** Start **

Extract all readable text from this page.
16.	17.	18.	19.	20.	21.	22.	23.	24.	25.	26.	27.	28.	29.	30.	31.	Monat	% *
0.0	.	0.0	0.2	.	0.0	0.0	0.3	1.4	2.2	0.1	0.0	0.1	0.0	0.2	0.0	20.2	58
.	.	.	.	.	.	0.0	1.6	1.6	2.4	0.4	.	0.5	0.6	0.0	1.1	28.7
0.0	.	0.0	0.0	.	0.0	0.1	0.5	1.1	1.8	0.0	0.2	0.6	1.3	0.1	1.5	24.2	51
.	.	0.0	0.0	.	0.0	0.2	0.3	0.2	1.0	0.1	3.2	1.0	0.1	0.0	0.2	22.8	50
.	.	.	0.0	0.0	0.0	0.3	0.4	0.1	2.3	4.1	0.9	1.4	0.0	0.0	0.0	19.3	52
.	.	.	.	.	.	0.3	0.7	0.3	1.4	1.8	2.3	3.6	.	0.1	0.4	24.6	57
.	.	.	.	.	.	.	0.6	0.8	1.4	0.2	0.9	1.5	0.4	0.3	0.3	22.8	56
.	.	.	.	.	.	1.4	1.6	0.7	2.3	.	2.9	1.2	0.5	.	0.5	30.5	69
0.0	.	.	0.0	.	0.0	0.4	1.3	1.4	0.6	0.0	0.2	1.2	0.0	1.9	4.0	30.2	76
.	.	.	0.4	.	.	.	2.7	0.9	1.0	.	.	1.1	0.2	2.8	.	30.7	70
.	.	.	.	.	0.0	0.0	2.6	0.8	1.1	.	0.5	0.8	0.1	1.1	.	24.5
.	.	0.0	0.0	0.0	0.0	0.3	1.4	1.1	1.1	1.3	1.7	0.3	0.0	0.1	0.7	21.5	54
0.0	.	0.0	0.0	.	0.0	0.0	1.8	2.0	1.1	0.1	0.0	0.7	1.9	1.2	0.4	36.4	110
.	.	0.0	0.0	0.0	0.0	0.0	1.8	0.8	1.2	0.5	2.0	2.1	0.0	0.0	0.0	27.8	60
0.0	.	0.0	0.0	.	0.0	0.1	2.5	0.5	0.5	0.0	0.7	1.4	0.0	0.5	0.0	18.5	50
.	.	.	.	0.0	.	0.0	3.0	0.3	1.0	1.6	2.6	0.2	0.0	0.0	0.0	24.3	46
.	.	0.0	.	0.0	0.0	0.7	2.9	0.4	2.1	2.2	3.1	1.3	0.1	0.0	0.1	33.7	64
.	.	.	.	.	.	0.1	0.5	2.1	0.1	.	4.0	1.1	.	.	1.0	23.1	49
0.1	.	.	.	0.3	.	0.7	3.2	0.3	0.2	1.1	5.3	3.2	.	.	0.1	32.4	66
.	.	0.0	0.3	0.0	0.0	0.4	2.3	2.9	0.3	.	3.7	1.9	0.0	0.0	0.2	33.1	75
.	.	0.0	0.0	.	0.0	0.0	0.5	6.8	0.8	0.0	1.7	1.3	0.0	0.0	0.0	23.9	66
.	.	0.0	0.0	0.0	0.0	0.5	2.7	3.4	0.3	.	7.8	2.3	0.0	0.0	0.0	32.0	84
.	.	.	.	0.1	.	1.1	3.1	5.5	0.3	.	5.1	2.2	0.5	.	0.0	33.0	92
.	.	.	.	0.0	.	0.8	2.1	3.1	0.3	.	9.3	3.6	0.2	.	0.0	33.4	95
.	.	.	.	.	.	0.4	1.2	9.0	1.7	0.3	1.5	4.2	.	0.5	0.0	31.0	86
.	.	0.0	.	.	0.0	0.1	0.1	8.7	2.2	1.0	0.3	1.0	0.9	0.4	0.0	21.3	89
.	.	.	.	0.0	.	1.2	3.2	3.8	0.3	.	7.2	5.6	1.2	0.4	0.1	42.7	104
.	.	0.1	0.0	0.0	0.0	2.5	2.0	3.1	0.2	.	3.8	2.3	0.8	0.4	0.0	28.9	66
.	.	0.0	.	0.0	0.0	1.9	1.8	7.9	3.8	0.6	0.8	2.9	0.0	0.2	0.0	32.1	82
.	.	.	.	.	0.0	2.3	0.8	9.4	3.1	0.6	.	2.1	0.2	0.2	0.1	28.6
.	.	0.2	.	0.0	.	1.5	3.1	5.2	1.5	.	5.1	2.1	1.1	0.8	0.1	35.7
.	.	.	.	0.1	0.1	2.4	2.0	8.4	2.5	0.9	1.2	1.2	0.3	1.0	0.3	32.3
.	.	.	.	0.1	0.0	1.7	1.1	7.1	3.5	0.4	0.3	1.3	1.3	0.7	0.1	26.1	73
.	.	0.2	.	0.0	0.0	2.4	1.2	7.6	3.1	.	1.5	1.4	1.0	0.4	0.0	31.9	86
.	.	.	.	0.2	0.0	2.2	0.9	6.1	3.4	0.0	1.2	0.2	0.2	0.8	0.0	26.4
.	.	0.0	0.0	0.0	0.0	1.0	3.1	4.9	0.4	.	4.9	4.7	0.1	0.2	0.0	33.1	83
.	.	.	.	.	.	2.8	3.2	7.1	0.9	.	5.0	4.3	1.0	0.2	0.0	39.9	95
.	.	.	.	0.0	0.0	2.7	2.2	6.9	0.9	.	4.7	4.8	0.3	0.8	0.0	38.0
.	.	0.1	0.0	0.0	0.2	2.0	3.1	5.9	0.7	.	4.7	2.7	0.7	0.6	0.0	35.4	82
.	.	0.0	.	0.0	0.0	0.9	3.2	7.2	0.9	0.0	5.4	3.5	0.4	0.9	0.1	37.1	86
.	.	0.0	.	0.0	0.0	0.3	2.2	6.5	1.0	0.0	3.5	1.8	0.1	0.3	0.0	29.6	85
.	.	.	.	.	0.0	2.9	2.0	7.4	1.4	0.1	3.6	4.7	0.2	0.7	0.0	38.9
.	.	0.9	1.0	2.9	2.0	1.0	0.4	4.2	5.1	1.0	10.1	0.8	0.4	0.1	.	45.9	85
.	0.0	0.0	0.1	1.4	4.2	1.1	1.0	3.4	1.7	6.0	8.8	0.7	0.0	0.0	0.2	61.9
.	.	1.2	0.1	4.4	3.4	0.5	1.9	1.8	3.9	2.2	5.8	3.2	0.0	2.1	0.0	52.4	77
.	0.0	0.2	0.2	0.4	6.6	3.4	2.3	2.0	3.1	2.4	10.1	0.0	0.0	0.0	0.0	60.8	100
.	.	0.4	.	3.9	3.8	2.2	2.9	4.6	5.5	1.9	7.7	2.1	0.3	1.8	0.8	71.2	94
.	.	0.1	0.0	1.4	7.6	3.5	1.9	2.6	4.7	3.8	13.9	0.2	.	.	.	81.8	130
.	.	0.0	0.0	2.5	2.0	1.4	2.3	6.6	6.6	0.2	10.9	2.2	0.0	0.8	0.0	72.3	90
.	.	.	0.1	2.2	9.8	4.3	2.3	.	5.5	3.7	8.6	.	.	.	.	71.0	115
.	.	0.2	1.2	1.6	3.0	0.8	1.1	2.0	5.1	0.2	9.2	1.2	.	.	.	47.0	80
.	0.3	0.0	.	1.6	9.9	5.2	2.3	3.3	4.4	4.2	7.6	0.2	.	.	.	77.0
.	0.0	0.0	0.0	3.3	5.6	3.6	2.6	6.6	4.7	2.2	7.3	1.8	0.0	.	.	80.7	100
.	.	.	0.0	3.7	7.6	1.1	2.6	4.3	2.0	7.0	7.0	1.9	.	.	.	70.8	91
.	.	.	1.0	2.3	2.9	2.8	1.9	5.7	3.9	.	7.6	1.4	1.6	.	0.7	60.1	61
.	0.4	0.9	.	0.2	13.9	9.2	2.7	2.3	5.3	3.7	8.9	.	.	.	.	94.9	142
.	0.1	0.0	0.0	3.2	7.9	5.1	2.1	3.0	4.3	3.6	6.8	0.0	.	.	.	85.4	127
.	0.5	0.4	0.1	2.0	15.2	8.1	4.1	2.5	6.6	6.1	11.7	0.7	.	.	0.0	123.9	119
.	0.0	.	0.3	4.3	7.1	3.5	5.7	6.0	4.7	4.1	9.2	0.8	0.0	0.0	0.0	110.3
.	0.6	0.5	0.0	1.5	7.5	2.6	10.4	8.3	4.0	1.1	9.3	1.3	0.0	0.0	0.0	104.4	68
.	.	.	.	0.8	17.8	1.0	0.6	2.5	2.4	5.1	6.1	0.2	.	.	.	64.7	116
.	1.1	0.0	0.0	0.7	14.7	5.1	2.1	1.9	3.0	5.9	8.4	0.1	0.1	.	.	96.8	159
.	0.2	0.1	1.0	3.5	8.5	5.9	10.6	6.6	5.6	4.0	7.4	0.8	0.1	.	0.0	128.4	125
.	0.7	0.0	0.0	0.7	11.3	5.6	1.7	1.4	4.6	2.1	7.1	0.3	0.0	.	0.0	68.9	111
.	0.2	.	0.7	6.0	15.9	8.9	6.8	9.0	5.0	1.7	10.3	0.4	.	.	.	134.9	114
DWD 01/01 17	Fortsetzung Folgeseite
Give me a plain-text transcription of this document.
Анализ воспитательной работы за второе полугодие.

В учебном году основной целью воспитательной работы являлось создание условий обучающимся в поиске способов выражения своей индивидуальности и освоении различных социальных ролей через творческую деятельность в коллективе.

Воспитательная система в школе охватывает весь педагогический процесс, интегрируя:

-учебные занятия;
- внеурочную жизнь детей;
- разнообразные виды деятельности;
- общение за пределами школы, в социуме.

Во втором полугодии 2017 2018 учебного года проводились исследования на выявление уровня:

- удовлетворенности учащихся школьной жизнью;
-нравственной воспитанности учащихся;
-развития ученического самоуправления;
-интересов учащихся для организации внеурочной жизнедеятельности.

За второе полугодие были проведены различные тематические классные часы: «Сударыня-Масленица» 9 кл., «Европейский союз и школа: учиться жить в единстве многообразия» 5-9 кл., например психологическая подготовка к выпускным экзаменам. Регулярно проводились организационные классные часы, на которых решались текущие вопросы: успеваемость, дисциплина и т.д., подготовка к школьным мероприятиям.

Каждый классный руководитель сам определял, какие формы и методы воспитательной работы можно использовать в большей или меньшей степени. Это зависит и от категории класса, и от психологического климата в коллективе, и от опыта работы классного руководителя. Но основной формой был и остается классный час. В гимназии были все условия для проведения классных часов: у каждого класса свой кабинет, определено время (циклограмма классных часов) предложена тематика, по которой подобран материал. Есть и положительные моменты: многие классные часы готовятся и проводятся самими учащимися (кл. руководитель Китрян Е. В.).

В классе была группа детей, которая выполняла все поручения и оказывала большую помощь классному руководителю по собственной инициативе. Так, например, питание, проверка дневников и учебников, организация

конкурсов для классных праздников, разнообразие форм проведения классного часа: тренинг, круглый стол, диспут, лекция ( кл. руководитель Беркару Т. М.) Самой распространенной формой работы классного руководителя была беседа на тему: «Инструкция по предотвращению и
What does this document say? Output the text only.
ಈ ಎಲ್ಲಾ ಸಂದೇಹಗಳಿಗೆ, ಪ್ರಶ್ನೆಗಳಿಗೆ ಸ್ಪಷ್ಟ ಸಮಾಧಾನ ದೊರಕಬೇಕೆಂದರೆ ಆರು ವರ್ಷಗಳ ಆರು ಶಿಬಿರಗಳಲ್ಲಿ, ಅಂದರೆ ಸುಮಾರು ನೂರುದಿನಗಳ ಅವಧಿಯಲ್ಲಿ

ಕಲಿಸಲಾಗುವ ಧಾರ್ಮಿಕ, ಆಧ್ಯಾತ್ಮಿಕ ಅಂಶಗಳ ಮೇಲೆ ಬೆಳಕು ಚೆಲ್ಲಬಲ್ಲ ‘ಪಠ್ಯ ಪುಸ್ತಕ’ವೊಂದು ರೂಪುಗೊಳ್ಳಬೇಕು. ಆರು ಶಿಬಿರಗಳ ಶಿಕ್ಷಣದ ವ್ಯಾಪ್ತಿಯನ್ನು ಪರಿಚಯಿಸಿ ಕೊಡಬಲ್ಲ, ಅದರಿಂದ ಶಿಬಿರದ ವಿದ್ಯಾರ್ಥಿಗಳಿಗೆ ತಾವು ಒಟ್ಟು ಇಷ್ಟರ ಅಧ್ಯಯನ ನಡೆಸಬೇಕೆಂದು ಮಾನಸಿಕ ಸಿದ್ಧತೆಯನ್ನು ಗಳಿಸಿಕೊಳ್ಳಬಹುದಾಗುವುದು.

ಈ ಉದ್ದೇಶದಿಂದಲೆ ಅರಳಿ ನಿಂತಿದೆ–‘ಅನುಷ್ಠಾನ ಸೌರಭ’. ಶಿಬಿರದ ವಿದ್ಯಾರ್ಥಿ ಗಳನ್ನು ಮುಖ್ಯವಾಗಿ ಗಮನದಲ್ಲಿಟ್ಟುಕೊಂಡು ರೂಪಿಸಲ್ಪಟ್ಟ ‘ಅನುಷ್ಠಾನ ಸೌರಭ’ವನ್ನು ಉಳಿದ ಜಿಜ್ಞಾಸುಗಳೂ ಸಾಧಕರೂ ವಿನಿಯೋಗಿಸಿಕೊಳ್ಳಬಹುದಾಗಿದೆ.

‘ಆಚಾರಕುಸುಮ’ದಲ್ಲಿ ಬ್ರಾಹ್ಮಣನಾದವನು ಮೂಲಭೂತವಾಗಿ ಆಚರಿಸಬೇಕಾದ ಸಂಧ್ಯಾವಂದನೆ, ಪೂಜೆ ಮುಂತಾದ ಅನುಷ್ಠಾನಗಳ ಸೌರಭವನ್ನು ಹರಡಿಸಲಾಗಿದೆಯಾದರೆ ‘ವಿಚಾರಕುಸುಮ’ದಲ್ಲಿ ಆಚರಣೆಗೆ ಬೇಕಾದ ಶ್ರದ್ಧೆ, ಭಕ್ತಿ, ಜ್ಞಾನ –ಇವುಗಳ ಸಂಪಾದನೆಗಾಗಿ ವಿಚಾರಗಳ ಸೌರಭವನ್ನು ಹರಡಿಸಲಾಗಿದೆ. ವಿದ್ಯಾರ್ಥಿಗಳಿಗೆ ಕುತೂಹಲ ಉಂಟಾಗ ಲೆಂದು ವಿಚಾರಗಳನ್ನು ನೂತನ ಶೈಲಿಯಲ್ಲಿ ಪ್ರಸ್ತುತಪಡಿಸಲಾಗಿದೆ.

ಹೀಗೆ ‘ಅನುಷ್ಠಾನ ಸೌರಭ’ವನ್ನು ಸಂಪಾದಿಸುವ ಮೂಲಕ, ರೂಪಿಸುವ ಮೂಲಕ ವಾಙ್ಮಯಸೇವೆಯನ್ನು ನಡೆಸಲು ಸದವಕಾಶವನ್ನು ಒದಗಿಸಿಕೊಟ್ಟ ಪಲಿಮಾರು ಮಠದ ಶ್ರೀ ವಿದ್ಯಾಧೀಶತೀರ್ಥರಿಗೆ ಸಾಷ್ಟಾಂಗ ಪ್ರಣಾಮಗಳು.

** End **

TASK - Where a line holds "text", copy it out.

THE SOLUTION -
Extract all readable text from this page.
Give me a plain-text transcription of this document.
What does this document say? Output the text only.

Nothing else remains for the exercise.